Your objective | Provide nothing beyond the count of lines that include the string "singular".

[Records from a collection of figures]
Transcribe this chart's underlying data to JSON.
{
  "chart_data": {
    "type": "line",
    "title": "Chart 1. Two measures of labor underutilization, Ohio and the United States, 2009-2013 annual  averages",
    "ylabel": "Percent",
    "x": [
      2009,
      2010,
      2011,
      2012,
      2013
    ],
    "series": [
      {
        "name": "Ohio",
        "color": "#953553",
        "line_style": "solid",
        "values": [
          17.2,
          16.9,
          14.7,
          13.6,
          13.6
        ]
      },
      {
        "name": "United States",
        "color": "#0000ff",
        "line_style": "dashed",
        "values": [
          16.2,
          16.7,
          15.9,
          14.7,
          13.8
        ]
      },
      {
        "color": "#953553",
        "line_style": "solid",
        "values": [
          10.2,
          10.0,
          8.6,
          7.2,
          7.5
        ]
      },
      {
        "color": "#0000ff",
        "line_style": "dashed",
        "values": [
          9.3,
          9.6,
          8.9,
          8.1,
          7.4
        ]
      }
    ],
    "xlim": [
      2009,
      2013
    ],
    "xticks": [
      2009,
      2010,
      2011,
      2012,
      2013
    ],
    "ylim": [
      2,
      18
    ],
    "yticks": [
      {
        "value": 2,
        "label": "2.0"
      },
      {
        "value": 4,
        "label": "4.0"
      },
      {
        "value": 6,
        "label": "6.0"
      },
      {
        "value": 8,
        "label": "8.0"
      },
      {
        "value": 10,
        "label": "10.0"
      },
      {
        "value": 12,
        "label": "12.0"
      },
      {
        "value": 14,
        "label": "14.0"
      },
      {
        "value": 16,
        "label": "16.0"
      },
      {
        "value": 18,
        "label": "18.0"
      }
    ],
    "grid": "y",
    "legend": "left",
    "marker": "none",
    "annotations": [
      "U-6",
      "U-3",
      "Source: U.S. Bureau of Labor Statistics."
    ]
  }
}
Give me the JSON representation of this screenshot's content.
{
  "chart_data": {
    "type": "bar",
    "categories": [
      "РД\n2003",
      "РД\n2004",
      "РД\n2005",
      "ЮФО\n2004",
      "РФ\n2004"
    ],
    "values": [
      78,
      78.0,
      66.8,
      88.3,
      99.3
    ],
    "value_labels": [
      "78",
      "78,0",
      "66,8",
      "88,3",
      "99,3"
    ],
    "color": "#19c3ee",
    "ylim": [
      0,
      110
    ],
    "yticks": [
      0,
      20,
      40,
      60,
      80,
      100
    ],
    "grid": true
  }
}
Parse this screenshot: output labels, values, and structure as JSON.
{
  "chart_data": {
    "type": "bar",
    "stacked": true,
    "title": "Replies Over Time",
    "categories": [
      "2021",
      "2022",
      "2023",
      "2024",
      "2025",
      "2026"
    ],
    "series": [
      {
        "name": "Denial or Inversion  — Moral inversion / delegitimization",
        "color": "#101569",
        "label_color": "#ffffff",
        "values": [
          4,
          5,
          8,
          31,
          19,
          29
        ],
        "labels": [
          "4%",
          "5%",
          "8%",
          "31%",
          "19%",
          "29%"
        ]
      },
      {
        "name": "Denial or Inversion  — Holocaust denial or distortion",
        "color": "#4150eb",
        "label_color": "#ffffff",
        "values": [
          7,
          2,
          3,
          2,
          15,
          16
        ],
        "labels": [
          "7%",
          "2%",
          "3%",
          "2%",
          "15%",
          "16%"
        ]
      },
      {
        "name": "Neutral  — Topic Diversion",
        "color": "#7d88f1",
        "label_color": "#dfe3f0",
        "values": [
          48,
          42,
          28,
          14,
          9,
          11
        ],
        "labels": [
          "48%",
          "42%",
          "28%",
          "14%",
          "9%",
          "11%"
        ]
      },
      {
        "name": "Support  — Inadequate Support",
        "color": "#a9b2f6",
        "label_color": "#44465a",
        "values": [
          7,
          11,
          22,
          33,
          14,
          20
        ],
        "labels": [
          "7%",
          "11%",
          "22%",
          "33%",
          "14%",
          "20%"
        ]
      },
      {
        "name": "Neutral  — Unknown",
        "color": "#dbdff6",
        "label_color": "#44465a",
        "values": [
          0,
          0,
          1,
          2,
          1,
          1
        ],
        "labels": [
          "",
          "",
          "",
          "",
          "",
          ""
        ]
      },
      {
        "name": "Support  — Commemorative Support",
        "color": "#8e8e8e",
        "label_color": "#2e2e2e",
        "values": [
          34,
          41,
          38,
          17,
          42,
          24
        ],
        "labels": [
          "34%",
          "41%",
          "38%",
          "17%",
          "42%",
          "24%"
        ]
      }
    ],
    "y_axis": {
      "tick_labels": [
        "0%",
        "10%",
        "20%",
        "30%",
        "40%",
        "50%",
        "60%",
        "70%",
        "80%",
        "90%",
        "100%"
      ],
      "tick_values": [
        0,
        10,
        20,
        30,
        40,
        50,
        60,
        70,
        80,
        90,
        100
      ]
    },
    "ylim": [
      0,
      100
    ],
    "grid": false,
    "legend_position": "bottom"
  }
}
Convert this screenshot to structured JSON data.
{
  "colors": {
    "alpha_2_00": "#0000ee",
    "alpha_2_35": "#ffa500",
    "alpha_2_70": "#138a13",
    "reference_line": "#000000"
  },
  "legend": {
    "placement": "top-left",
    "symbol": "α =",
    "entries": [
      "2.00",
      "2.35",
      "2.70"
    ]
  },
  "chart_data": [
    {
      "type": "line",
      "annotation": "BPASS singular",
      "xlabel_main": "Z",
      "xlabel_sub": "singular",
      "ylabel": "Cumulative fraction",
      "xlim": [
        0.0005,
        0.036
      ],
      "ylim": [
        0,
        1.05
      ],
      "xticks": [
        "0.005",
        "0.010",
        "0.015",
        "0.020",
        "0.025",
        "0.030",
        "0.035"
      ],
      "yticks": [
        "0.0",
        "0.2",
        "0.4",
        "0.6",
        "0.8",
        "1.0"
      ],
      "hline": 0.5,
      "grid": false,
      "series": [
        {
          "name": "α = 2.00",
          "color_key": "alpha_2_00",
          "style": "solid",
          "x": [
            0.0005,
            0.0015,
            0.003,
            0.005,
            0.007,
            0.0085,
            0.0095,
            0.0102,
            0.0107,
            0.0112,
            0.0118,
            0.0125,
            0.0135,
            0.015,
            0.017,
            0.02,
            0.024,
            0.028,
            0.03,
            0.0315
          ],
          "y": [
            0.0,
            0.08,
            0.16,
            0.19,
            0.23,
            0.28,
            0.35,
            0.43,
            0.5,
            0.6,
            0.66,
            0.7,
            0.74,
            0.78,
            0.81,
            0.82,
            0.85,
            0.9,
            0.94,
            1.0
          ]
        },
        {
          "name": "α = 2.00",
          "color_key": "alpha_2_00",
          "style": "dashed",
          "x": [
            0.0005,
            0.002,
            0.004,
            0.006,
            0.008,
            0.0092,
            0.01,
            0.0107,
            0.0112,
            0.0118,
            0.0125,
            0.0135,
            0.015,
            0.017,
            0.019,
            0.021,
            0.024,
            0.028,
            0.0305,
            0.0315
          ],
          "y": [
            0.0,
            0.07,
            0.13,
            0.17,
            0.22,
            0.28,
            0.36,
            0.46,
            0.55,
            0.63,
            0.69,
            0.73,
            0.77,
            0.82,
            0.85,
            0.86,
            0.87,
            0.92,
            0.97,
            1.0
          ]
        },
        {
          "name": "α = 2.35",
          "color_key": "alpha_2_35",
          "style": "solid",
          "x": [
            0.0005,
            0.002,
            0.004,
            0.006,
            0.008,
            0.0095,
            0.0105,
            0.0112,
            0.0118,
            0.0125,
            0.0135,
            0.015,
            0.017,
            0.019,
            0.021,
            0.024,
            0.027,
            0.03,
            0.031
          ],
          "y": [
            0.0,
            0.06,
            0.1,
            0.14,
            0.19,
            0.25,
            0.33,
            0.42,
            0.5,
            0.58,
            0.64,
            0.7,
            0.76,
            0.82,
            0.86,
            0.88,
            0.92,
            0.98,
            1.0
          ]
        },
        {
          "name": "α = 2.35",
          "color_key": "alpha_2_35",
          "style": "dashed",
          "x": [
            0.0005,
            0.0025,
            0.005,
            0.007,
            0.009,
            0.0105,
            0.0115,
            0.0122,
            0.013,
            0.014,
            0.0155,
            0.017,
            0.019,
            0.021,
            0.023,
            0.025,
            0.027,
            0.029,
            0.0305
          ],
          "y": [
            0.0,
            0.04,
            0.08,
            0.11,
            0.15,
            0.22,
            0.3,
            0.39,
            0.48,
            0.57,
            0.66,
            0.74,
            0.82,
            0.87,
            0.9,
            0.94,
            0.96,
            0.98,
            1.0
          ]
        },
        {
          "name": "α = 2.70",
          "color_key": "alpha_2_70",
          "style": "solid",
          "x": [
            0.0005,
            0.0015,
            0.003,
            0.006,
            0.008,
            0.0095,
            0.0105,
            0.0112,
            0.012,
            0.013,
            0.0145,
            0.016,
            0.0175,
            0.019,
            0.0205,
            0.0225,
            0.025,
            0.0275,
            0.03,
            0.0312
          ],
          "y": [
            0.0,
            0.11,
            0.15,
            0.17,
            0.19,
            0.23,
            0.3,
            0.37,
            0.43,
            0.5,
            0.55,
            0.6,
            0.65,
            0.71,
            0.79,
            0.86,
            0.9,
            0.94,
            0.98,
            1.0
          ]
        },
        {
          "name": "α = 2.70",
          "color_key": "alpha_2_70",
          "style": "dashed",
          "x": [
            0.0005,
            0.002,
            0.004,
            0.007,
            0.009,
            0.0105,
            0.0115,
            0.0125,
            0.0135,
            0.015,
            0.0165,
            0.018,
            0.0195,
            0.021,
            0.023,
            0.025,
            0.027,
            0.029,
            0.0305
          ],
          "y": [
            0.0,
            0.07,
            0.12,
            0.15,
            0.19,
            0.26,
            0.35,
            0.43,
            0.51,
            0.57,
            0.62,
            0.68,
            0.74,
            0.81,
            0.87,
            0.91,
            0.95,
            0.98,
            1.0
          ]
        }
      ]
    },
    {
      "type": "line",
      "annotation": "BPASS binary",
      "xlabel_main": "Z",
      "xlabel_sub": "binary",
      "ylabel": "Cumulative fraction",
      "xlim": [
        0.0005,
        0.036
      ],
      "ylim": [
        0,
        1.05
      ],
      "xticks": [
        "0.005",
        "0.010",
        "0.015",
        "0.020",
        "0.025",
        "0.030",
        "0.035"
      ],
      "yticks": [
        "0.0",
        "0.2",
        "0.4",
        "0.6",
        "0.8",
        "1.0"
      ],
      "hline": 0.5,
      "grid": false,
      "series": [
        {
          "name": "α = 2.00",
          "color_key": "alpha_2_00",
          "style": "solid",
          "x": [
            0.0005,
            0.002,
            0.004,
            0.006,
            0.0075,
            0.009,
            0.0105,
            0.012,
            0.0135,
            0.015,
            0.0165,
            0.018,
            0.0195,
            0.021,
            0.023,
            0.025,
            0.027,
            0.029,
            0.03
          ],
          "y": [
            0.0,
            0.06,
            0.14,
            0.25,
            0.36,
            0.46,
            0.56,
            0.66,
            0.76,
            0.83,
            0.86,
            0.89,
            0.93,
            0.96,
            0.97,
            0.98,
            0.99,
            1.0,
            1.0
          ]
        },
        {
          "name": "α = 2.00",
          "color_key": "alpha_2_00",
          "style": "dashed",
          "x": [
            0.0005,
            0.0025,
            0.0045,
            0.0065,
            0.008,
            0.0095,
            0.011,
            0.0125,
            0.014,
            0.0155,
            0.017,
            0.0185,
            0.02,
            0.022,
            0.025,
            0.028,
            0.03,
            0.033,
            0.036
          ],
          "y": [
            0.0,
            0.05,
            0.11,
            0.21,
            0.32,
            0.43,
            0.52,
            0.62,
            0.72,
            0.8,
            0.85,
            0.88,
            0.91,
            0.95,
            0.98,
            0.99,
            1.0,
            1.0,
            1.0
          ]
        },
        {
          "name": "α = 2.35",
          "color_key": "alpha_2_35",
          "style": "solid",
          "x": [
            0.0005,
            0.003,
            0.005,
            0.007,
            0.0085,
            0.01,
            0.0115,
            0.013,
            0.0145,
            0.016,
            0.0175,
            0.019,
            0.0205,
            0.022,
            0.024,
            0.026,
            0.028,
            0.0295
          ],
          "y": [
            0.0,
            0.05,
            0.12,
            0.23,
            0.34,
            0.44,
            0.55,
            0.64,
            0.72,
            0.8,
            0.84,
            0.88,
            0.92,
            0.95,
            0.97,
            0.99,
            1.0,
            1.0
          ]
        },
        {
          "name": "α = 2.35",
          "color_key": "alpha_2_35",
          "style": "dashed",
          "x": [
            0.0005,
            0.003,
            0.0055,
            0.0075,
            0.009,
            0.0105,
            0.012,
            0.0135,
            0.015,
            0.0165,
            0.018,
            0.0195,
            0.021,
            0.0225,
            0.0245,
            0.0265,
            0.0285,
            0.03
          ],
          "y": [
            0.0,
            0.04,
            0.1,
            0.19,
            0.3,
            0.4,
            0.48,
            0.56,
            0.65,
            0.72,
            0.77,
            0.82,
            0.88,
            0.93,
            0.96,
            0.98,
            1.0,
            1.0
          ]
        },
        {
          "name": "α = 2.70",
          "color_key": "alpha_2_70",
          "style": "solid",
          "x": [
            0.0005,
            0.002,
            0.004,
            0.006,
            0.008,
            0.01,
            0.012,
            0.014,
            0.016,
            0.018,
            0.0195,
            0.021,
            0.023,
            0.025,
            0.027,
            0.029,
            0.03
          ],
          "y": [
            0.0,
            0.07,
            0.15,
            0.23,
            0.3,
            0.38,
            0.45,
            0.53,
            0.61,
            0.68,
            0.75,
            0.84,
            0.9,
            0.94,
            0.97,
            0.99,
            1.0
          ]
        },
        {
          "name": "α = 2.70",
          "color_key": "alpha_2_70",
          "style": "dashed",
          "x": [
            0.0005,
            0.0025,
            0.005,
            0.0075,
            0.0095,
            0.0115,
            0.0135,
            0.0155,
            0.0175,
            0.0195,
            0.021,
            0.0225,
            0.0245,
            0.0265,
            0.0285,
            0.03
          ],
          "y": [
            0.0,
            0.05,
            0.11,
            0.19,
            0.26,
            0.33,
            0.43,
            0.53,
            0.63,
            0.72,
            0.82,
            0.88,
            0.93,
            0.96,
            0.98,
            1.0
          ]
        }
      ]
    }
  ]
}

Result | 2